The entries below should be given again exactly, minus their pictures.

╭─ Data provided

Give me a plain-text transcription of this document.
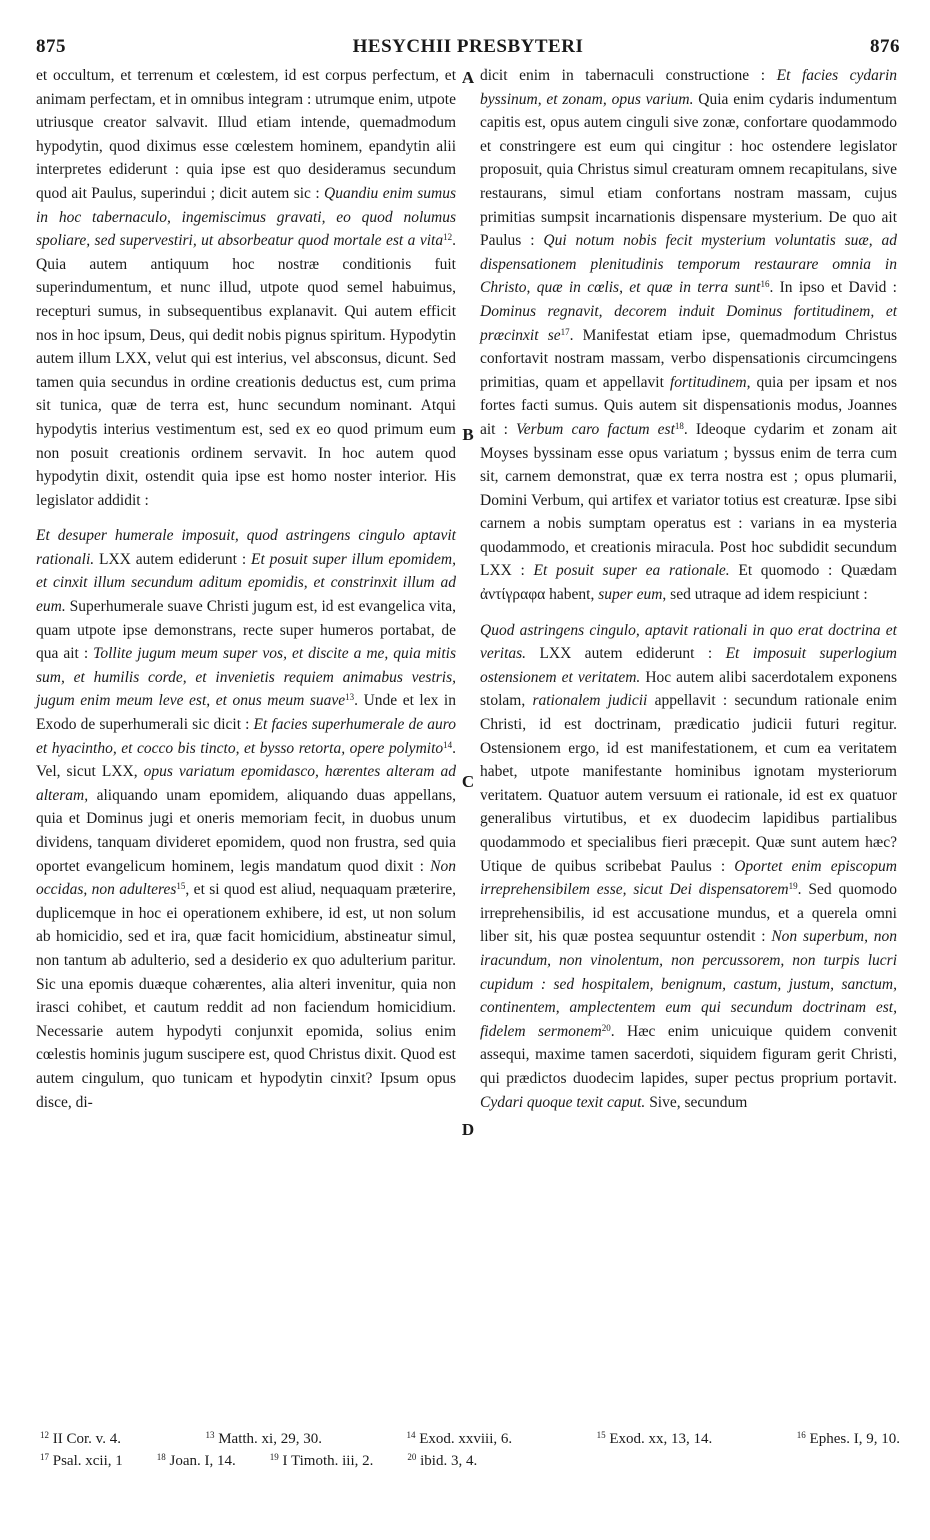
875	HESYCHII PRESBYTERI	876

et occultum, et terrenum et cœlestem, id est corpus perfectum, et animam perfectam, et in omnibus integram : utrumque enim, utpote utriusque creator salvavit. Illud etiam intende, quemadmodum hypodytin, quod diximus esse cœlestem hominem, epandytin alii interpretes ediderunt : quia ipse est quo desideramus secundum quod ait Paulus, superindui ; dicit autem sic : Quandiu enim sumus in hoc tabernaculo, ingemiscimus gravati, eo quod nolumus spoliare, sed supervestiri, ut absorbeatur quod mortale est a vita$^{12}$. Quia autem antiquum hoc nostræ conditionis fuit superindumentum, et nunc illud, utpote quod semel habuimus, recepturi sumus, in subsequentibus explanavit. Qui autem efficit nos in hoc ipsum, Deus, qui dedit nobis pignus spiritum. Hypodytin autem illum LXX, velut qui est interius, vel absconsus, dicunt. Sed tamen quia secundus in ordine creationis deductus est, cum prima sit tunica, quæ de terra est, hunc secundum nominant. Atqui hypodytis interius vestimentum est, sed ex eo quod primum eum non posuit creationis ordinem servavit. In hoc autem quod hypodytin dixit, ostendit quia ipse est homo noster interior. His legislator addidit :

Et desuper humerale imposuit, quod astringens cingulo aptavit rationali. LXX autem ediderunt : Et posuit super illum epomidem, et cinxit illum secundum aditum epomidis, et constrinxit illum ad eum. Superhumerale suave Christi jugum est, id est evangelica vita, quam utpote ipse demonstrans, recte super humeros portabat, de qua ait : Tollite jugum meum super vos, et discite a me, quia mitis sum, et humilis corde, et invenietis requiem animabus vestris, jugum enim meum leve est, et onus meum suave$^{13}$. Unde et lex in Exodo de superhumerali sic dicit : Et facies superhumerale de auro et hyacintho, et cocco bis tincto, et bysso retorta, opere polymito$^{14}$. Vel, sicut LXX, opus variatum epomidasco, hærentes alteram ad alteram, aliquando unam epomidem, aliquando duas appellans, quia et Dominus jugi et oneris memoriam fecit, in duobus unum dividens, tanquam divideret epomidem, quod non frustra, sed quia oportet evangelicum hominem, legis mandatum quod dixit : Non occidas, non adulteres$^{15}$, et si quod est aliud, nequaquam præterire, duplicemque in hoc ei operationem exhibere, id est, ut non solum ab homicidio, sed et ira, quæ facit homicidium, abstineatur simul, non tantum ab adulterio, sed a desiderio ex quo adulterium paritur. Sic una epomis duæque cohærentes, alia alteri invenitur, quia non irasci cohibet, et cautum reddit ad non faciendum homicidium. Necessarie autem hypodyti conjunxit epomida, solius enim cœlestis hominis jugum suscipere est, quod Christus dixit. Quod est autem cingulum, quo tunicam et hypodytin cinxit? Ipsum opus disce, di-

A
B
C
D

dicit enim in tabernaculi constructione : Et facies cydarin byssinum, et zonam, opus varium. Quia enim cydaris indumentum capitis est, opus autem cinguli sive zonæ, confortare quodammodo et constringere est eum qui cingitur : hoc ostendere legislator proposuit, quia Christus simul creaturam omnem recapitulans, sive restaurans, simul etiam confortans nostram massam, cujus primitias sumpsit incarnationis dispensare mysterium. De quo ait Paulus : Qui notum nobis fecit mysterium voluntatis suæ, ad dispensationem plenitudinis temporum restaurare omnia in Christo, quæ in cœlis, et quæ in terra sunt$^{16}$. In ipso et David : Dominus regnavit, decorem induit Dominus fortitudinem, et præcinxit $se^{17}$. Manifestat etiam ipse, quemadmodum Christus confortavit nostram massam, verbo dispensationis circumcingens primitias, quam et appellavit fortitudinem, quia per ipsam et nos fortes facti sumus. Quis autem sit dispensationis modus, Joannes ait : Verbum caro factum est$^{18}$. Ideoque cydarim et zonam ait Moyses byssinam esse opus variatum ; byssus enim de terra cum sit, carnem demonstrat, quæ ex terra nostra est ; opus plumarii, Domini Verbum, qui artifex et variator totius est creaturæ. Ipse sibi carnem a nobis sumptam operatus est : varians in ea mysteria quodammodo, et creationis miracula. Post hoc subdidit secundum LXX : Et posuit super ea rationale. Et quomodo : Quædam ἀντίγραφα habent, super eum, sed utraque ad idem respiciunt :

Quod astringens cingulo, aptavit rationali in quo erat doctrina et veritas. LXX autem ediderunt : Et imposuit superlogium ostensionem et veritatem. Hoc autem alibi sacerdotalem exponens stolam, rationalem judicii appellavit : secundum rationale enim Christi, id est doctrinam, prædicatio judicii futuri regitur. Ostensionem ergo, id est manifestationem, et cum ea veritatem habet, utpote manifestante hominibus ignotam mysteriorum veritatem. Quatuor autem versuum ei rationale, id est ex quatuor generalibus virtutibus, et ex duodecim lapidibus partialibus quodammodo et specialibus fieri præcepit. Quæ sunt autem hæc? Utique de quibus scribebat Paulus : Oportet enim episcopum irreprehensibilem esse, sicut Dei dispensatorem$^{19}$. Sed quomodo irreprehensibilis, id est accusatione mundus, et a querela omni liber sit, his quæ postea sequuntur ostendit : Non superbum, non iracundum, non vinolentum, non percussorem, non turpis lucri cupidum : sed hospitalem, benignum, castum, justum, sanctum, continentem, amplectentem eum qui secundum doctrinam est, fidelem sermonem$^{20}$. Hæc enim unicuique quidem convenit assequi, maxime tamen sacerdoti, siquidem figuram gerit Christi, qui prædictos duodecim lapides, super pectus proprium portavit. Cydari quoque texit caput. Sive, secundum

$^{12}$ II Cor. v. 4.	$^{13}$ Matth. xi, 29, 30.	$^{14}$ Exod. xxviii, 6.	$^{15}$ Exod. xx, 13, 14.	$^{16}$ Ephes. I, 9, 10.
$^{17}$ Psal. xcii, 1	$^{18}$ Joan. I, 14.	$^{19}$ I Timoth. iii, 2.	$^{20}$ ibid. 3, 4.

╰─

### Answer in full
Give me a plain-text transcription of this document.
875	HESYCHII PRESBYTERI	876

et occultum, et terrenum et cœlestem, id est corpus perfectum, et animam perfectam, et in omnibus integram : utrumque enim, utpote utriusque creator salvavit. Illud etiam intende, quemadmodum hypodytin, quod diximus esse cœlestem hominem, epandytin alii interpretes ediderunt : quia ipse est quo desideramus secundum quod ait Paulus, superindui ; dicit autem sic : Quandiu enim sumus in hoc tabernaculo, ingemiscimus gravati, eo quod nolumus spoliare, sed supervestiri, ut absorbeatur quod mortale est a vita$^{12}$. Quia autem antiquum hoc nostræ conditionis fuit superindumentum, et nunc illud, utpote quod semel habuimus, recepturi sumus, in subsequentibus explanavit. Qui autem efficit nos in hoc ipsum, Deus, qui dedit nobis pignus spiritum. Hypodytin autem illum LXX, velut qui est interius, vel absconsus, dicunt. Sed tamen quia secundus in ordine creationis deductus est, cum prima sit tunica, quæ de terra est, hunc secundum nominant. Atqui hypodytis interius vestimentum est, sed ex eo quod primum eum non posuit creationis ordinem servavit. In hoc autem quod hypodytin dixit, ostendit quia ipse est homo noster interior. His legislator addidit :

Et desuper humerale imposuit, quod astringens cingulo aptavit rationali. LXX autem ediderunt : Et posuit super illum epomidem, et cinxit illum secundum aditum epomidis, et constrinxit illum ad eum. Superhumerale suave Christi jugum est, id est evangelica vita, quam utpote ipse demonstrans, recte super humeros portabat, de qua ait : Tollite jugum meum super vos, et discite a me, quia mitis sum, et humilis corde, et invenietis requiem animabus vestris, jugum enim meum leve est, et onus meum suave$^{13}$. Unde et lex in Exodo de superhumerali sic dicit : Et facies superhumerale de auro et hyacintho, et cocco bis tincto, et bysso retorta, opere polymito$^{14}$. Vel, sicut LXX, opus variatum epomidasco, hærentes alteram ad alteram, aliquando unam epomidem, aliquando duas appellans, quia et Dominus jugi et oneris memoriam fecit, in duobus unum dividens, tanquam divideret epomidem, quod non frustra, sed quia oportet evangelicum hominem, legis mandatum quod dixit : Non occidas, non adulteres$^{15}$, et si quod est aliud, nequaquam præterire, duplicemque in hoc ei operationem exhibere, id est, ut non solum ab homicidio, sed et ira, quæ facit homicidium, abstineatur simul, non tantum ab adulterio, sed a desiderio ex quo adulterium paritur. Sic una epomis duæque cohærentes, alia alteri invenitur, quia non irasci cohibet, et cautum reddit ad non faciendum homicidium. Necessarie autem hypodyti conjunxit epomida, solius enim cœlestis hominis jugum suscipere est, quod Christus dixit. Quod est autem cingulum, quo tunicam et hypodytin cinxit? Ipsum opus disce, di-

A
B
C
D

dicit enim in tabernaculi constructione : Et facies cydarin byssinum, et zonam, opus varium. Quia enim cydaris indumentum capitis est, opus autem cinguli sive zonæ, confortare quodammodo et constringere est eum qui cingitur : hoc ostendere legislator proposuit, quia Christus simul creaturam omnem recapitulans, sive restaurans, simul etiam confortans nostram massam, cujus primitias sumpsit incarnationis dispensare mysterium. De quo ait Paulus : Qui notum nobis fecit mysterium voluntatis suæ, ad dispensationem plenitudinis temporum restaurare omnia in Christo, quæ in cœlis, et quæ in terra sunt$^{16}$. In ipso et David : Dominus regnavit, decorem induit Dominus fortitudinem, et præcinxit $se^{17}$. Manifestat etiam ipse, quemadmodum Christus confortavit nostram massam, verbo dispensationis circumcingens primitias, quam et appellavit fortitudinem, quia per ipsam et nos fortes facti sumus. Quis autem sit dispensationis modus, Joannes ait : Verbum caro factum est$^{18}$. Ideoque cydarim et zonam ait Moyses byssinam esse opus variatum ; byssus enim de terra cum sit, carnem demonstrat, quæ ex terra nostra est ; opus plumarii, Domini Verbum, qui artifex et variator totius est creaturæ. Ipse sibi carnem a nobis sumptam operatus est : varians in ea mysteria quodammodo, et creationis miracula. Post hoc subdidit secundum LXX : Et posuit super ea rationale. Et quomodo : Quædam ἀντίγραφα habent, super eum, sed utraque ad idem respiciunt :

Quod astringens cingulo, aptavit rationali in quo erat doctrina et veritas. LXX autem ediderunt : Et imposuit superlogium ostensionem et veritatem. Hoc autem alibi sacerdotalem exponens stolam, rationalem judicii appellavit : secundum rationale enim Christi, id est doctrinam, prædicatio judicii futuri regitur. Ostensionem ergo, id est manifestationem, et cum ea veritatem habet, utpote manifestante hominibus ignotam mysteriorum veritatem. Quatuor autem versuum ei rationale, id est ex quatuor generalibus virtutibus, et ex duodecim lapidibus partialibus quodammodo et specialibus fieri præcepit. Quæ sunt autem hæc? Utique de quibus scribebat Paulus : Oportet enim episcopum irreprehensibilem esse, sicut Dei dispensatorem$^{19}$. Sed quomodo irreprehensibilis, id est accusatione mundus, et a querela omni liber sit, his quæ postea sequuntur ostendit : Non superbum, non iracundum, non vinolentum, non percussorem, non turpis lucri cupidum : sed hospitalem, benignum, castum, justum, sanctum, continentem, amplectentem eum qui secundum doctrinam est, fidelem sermonem$^{20}$. Hæc enim unicuique quidem convenit assequi, maxime tamen sacerdoti, siquidem figuram gerit Christi, qui prædictos duodecim lapides, super pectus proprium portavit. Cydari quoque texit caput. Sive, secundum

$^{12}$ II Cor. v. 4.	$^{13}$ Matth. xi, 29, 30.	$^{14}$ Exod. xxviii, 6.	$^{15}$ Exod. xx, 13, 14.	$^{16}$ Ephes. I, 9, 10.
$^{17}$ Psal. xcii, 1	$^{18}$ Joan. I, 14.	$^{19}$ I Timoth. iii, 2.	$^{20}$ ibid. 3, 4.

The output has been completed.